## Exercise inputs
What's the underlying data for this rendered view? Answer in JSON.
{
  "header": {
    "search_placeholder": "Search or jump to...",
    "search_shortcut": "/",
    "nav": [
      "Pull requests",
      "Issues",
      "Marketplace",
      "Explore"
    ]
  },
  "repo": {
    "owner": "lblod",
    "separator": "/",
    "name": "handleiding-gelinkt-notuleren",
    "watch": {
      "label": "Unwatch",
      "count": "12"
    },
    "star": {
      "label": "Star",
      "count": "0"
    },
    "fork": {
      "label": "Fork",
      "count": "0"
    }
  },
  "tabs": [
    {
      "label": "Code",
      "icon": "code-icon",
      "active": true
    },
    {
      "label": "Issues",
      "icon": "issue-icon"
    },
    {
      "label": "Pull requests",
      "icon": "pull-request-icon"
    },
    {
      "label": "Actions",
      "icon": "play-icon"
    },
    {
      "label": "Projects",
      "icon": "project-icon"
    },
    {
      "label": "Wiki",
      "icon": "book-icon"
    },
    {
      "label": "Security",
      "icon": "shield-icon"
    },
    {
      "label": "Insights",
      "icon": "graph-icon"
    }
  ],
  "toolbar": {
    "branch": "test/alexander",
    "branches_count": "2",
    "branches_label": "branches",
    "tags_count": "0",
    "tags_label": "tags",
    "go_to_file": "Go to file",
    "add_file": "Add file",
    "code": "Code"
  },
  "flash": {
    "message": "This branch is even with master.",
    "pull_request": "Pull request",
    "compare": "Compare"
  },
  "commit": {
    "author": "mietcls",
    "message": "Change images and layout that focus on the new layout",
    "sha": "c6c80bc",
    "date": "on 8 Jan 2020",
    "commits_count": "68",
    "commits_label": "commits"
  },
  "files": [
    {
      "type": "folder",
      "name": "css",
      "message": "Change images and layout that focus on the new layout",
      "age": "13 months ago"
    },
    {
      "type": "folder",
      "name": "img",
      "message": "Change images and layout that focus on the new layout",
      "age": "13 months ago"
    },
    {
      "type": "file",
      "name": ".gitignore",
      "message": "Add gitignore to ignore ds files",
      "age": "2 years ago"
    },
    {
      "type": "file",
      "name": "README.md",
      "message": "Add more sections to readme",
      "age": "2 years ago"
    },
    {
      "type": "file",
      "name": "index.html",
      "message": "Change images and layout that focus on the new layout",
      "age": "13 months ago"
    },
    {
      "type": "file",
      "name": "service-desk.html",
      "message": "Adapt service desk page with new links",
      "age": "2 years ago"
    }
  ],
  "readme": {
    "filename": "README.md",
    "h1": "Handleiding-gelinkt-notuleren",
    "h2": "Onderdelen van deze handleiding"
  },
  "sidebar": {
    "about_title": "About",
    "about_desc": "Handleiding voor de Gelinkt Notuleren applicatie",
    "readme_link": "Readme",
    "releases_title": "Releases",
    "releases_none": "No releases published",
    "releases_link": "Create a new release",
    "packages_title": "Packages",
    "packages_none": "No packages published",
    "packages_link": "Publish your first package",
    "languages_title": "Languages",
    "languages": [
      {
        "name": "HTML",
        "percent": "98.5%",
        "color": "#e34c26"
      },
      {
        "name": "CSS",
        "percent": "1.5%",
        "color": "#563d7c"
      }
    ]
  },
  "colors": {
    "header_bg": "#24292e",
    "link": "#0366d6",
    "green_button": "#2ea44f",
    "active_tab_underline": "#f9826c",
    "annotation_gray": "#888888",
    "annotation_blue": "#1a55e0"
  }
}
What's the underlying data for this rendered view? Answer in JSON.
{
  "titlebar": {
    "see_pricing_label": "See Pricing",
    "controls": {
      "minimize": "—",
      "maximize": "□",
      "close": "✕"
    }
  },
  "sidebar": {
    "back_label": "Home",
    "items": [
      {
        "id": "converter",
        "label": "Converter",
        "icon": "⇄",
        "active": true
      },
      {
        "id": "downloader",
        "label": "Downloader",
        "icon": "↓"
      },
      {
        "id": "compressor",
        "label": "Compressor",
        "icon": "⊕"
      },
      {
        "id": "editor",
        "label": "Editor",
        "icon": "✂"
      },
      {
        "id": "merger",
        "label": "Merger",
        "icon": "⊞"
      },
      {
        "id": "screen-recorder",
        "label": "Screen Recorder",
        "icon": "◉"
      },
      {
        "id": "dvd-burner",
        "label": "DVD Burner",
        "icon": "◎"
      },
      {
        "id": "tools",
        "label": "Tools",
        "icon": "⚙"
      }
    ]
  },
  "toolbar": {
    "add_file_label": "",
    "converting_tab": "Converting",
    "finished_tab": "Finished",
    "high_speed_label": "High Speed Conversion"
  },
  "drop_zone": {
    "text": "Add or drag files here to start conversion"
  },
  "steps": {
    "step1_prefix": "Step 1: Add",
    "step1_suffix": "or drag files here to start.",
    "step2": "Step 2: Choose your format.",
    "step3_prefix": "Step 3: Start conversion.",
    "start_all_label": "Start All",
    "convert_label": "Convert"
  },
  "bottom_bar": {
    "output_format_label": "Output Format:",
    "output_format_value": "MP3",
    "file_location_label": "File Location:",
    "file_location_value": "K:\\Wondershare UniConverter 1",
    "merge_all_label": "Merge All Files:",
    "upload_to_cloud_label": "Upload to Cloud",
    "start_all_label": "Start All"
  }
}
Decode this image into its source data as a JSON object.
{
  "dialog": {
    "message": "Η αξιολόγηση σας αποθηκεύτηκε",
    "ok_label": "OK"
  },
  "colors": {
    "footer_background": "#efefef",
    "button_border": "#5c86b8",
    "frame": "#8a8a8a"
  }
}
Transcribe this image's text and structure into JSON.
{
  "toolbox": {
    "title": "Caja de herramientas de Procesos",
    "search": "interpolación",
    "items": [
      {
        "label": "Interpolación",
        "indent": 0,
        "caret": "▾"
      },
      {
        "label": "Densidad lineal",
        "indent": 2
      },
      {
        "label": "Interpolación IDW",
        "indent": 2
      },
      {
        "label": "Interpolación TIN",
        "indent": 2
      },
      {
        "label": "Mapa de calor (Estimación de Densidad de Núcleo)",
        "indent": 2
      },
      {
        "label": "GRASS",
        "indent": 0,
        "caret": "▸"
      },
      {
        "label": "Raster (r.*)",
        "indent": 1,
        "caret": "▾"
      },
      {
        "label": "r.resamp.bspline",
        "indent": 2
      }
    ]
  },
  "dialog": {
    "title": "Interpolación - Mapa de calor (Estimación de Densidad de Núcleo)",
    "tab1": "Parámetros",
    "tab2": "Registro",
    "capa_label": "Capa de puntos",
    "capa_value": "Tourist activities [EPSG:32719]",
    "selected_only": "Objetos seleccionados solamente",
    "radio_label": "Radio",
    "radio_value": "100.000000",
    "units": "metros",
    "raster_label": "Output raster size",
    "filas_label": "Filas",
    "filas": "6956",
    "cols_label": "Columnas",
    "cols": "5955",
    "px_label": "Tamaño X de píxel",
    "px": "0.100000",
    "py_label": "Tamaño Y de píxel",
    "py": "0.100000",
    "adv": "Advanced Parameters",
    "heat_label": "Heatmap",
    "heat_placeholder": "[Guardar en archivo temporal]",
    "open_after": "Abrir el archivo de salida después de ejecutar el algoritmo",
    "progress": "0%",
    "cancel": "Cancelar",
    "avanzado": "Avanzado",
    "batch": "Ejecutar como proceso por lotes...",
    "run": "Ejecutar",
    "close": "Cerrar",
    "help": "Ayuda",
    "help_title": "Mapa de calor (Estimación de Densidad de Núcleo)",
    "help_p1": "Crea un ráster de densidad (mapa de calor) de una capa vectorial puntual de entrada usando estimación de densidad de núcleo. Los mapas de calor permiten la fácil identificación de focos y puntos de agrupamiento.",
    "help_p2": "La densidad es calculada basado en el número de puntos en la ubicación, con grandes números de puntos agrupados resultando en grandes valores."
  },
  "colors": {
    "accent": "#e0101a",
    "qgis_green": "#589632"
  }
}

## What is required
Check each line of the records above for the string "puntos", and report every line that has it.

## Solution
    "capa_label": "Capa de puntos",
    "help_p1": "Crea un ráster de densidad (mapa de calor) de una capa vectorial puntual de entrada usando estimación de densidad de núcleo. Los mapas de calor permiten la fácil identificación de focos y puntos de agrupamiento.",
    "help_p2": "La densidad es calculada basado en el número de puntos en la ubicación, con grandes números de puntos agrupados resultando en grandes valores."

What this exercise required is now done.